WHAT IS ASKED
Give every line again exactly as it appears, please, but not the pictures.

### DATA LISTING

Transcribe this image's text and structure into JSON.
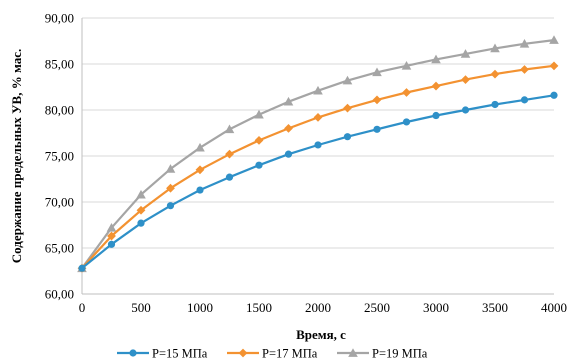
{
  "chart_data": {
    "type": "line",
    "title": "",
    "xlabel": "Время, с",
    "ylabel": "Содержание предельных УВ, % мас.",
    "x": [
      0,
      250,
      500,
      750,
      1000,
      1250,
      1500,
      1750,
      2000,
      2250,
      2500,
      2750,
      3000,
      3250,
      3500,
      3750,
      4000
    ],
    "xlim": [
      0,
      4000
    ],
    "ylim": [
      60,
      90
    ],
    "x_ticks": [
      "0",
      "500",
      "1000",
      "1500",
      "2000",
      "2500",
      "3000",
      "3500",
      "4000"
    ],
    "y_ticks": [
      "60,00",
      "65,00",
      "70,00",
      "75,00",
      "80,00",
      "85,00",
      "90,00"
    ],
    "grid": "horizontal",
    "legend_position": "bottom",
    "series": [
      {
        "name": "P=15 МПа",
        "color": "#2e90c8",
        "marker": "circle",
        "values": [
          62.8,
          65.4,
          67.7,
          69.6,
          71.3,
          72.7,
          74.0,
          75.2,
          76.2,
          77.1,
          77.9,
          78.7,
          79.4,
          80.0,
          80.6,
          81.1,
          81.6
        ]
      },
      {
        "name": "P=17 МПа",
        "color": "#f39231",
        "marker": "diamond",
        "values": [
          62.8,
          66.3,
          69.1,
          71.5,
          73.5,
          75.2,
          76.7,
          78.0,
          79.2,
          80.2,
          81.1,
          81.9,
          82.6,
          83.3,
          83.9,
          84.4,
          84.8
        ]
      },
      {
        "name": "P=19 МПа",
        "color": "#a5a5a5",
        "marker": "triangle",
        "values": [
          62.8,
          67.2,
          70.8,
          73.6,
          75.9,
          77.9,
          79.5,
          80.9,
          82.1,
          83.2,
          84.1,
          84.8,
          85.5,
          86.1,
          86.7,
          87.2,
          87.6
        ]
      }
    ]
  }
}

######

REPLY TO THE EXERCISE
Transcribe this image's text and structure into JSON.
{
  "chart_data": {
    "type": "line",
    "title": "",
    "xlabel": "Время, с",
    "ylabel": "Содержание предельных УВ, % мас.",
    "x": [
      0,
      250,
      500,
      750,
      1000,
      1250,
      1500,
      1750,
      2000,
      2250,
      2500,
      2750,
      3000,
      3250,
      3500,
      3750,
      4000
    ],
    "xlim": [
      0,
      4000
    ],
    "ylim": [
      60,
      90
    ],
    "x_ticks": [
      "0",
      "500",
      "1000",
      "1500",
      "2000",
      "2500",
      "3000",
      "3500",
      "4000"
    ],
    "y_ticks": [
      "60,00",
      "65,00",
      "70,00",
      "75,00",
      "80,00",
      "85,00",
      "90,00"
    ],
    "grid": "horizontal",
    "legend_position": "bottom",
    "series": [
      {
        "name": "P=15 МПа",
        "color": "#2e90c8",
        "marker": "circle",
        "values": [
          62.8,
          65.4,
          67.7,
          69.6,
          71.3,
          72.7,
          74.0,
          75.2,
          76.2,
          77.1,
          77.9,
          78.7,
          79.4,
          80.0,
          80.6,
          81.1,
          81.6
        ]
      },
      {
        "name": "P=17 МПа",
        "color": "#f39231",
        "marker": "diamond",
        "values": [
          62.8,
          66.3,
          69.1,
          71.5,
          73.5,
          75.2,
          76.7,
          78.0,
          79.2,
          80.2,
          81.1,
          81.9,
          82.6,
          83.3,
          83.9,
          84.4,
          84.8
        ]
      },
      {
        "name": "P=19 МПа",
        "color": "#a5a5a5",
        "marker": "triangle",
        "values": [
          62.8,
          67.2,
          70.8,
          73.6,
          75.9,
          77.9,
          79.5,
          80.9,
          82.1,
          83.2,
          84.1,
          84.8,
          85.5,
          86.1,
          86.7,
          87.2,
          87.6
        ]
      }
    ]
  }
}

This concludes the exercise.